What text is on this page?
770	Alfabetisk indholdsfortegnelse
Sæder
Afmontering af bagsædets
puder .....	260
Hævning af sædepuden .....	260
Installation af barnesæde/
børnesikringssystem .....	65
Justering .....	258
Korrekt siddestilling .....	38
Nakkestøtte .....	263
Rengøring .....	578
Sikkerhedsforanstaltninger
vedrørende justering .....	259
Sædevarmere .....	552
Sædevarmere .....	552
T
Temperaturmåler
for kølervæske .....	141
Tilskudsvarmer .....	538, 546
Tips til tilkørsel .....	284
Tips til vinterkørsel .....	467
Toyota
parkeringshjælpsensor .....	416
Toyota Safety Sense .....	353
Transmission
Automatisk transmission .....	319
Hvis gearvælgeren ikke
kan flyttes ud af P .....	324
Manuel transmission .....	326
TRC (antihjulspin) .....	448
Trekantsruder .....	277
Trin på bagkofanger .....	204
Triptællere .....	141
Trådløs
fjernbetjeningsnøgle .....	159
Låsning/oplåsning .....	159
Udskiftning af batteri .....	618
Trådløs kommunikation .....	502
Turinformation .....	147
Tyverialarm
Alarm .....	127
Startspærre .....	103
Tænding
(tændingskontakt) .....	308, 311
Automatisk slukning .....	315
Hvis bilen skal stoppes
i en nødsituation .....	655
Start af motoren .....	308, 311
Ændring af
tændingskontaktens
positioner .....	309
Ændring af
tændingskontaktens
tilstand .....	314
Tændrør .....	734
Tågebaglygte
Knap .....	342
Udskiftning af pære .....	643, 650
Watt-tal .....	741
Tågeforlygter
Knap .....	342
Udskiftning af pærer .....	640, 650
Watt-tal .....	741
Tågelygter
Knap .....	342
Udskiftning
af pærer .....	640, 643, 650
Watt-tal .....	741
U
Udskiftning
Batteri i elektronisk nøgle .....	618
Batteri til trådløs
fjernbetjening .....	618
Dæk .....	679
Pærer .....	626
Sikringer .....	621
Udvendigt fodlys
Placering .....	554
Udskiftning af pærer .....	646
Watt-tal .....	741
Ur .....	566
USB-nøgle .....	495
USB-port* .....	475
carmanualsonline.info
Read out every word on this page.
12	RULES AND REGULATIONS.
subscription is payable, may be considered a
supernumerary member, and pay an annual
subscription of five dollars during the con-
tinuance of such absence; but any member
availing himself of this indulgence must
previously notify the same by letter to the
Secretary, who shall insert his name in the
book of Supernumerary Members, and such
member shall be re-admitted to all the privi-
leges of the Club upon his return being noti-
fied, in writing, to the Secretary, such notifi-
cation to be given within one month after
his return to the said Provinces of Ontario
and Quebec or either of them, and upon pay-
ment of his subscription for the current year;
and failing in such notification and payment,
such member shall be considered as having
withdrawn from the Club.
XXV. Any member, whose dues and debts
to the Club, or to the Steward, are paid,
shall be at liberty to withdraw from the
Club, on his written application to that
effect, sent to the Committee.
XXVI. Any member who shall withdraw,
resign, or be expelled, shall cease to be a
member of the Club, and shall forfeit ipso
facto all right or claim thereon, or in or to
──────────────────────────────
**TASK OBJECTIVE:**
Of the lines in this listing, report how many contain the string "Club", and give the number only.

**REPLY TO THE EXERCISE:**
5